:: Your goal ::
Determine the number of lines where "charged" occurs and reply with that number by itself.

:: Supplied records ::
******************************
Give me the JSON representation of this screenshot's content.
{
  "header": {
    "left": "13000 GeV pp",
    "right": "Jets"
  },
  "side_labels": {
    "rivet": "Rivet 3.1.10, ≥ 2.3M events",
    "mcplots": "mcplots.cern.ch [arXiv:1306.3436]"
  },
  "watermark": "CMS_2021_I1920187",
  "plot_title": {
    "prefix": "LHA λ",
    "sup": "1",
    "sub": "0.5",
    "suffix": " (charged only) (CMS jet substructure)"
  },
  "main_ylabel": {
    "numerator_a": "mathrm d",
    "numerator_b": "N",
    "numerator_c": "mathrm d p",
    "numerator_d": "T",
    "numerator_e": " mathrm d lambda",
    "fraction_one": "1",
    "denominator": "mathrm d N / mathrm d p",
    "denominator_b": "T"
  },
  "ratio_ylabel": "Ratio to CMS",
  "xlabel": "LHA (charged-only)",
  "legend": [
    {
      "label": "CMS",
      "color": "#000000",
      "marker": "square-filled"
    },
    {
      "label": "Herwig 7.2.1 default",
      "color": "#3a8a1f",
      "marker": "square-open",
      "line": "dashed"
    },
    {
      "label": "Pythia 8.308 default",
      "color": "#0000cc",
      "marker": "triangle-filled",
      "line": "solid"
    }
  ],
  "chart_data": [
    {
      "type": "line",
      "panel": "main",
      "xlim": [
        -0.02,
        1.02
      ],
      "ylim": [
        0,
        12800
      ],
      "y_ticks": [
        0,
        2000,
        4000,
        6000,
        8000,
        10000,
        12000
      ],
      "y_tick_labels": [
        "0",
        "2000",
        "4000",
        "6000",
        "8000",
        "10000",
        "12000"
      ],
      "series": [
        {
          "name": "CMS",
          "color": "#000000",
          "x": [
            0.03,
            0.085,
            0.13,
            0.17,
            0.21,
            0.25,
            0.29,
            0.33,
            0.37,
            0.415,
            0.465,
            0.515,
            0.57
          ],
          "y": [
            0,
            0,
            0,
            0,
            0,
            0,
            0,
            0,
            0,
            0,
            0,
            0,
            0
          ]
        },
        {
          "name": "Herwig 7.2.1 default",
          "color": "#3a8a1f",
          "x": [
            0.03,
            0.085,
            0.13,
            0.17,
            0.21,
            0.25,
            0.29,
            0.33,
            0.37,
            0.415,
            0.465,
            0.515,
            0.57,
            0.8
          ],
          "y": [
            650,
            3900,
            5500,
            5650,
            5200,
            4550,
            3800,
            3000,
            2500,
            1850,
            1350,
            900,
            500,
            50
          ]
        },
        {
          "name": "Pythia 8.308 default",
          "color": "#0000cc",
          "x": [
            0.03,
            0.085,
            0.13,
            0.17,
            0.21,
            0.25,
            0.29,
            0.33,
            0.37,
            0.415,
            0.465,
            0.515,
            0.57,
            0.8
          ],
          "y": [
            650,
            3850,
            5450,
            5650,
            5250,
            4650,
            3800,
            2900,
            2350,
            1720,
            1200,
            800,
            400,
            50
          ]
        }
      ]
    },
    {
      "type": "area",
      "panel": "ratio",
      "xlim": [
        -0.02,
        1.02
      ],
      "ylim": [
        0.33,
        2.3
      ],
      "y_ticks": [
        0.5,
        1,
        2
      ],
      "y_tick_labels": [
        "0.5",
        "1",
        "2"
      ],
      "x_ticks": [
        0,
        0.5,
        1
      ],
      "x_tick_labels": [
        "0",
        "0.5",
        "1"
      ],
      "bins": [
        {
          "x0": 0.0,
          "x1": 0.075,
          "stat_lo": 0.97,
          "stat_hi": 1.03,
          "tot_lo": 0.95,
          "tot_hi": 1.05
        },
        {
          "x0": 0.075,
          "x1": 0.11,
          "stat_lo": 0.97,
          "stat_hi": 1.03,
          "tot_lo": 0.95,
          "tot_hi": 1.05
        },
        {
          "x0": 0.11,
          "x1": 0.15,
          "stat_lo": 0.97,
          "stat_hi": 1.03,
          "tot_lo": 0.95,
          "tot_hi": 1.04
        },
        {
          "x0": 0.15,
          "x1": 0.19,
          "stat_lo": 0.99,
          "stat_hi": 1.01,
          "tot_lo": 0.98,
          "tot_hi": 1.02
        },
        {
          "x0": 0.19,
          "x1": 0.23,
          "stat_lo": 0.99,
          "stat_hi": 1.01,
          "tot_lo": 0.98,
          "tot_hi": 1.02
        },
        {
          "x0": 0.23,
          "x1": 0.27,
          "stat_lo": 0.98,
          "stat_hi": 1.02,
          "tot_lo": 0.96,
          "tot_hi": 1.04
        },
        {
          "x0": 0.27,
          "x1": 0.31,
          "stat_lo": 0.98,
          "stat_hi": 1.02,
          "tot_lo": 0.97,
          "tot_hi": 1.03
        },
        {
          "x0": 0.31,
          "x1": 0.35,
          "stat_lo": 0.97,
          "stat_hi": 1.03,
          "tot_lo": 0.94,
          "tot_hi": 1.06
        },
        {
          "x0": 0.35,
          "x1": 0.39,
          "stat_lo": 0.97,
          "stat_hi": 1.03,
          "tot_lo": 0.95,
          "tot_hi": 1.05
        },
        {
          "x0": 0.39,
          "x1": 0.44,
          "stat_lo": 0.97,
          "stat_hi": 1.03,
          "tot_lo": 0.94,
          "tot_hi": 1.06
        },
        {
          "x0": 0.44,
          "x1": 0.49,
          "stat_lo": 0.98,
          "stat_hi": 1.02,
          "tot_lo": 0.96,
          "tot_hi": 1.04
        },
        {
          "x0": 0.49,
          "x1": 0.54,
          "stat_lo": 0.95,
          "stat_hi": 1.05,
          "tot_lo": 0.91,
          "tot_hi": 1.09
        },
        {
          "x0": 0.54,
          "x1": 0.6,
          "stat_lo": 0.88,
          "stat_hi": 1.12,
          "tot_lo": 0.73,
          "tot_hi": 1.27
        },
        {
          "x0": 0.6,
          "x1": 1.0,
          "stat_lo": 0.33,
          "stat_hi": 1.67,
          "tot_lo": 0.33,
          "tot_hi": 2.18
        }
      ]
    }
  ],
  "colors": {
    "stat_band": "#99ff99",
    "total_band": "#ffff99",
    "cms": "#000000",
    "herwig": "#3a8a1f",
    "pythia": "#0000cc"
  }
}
******************************
:: Written answer ::
2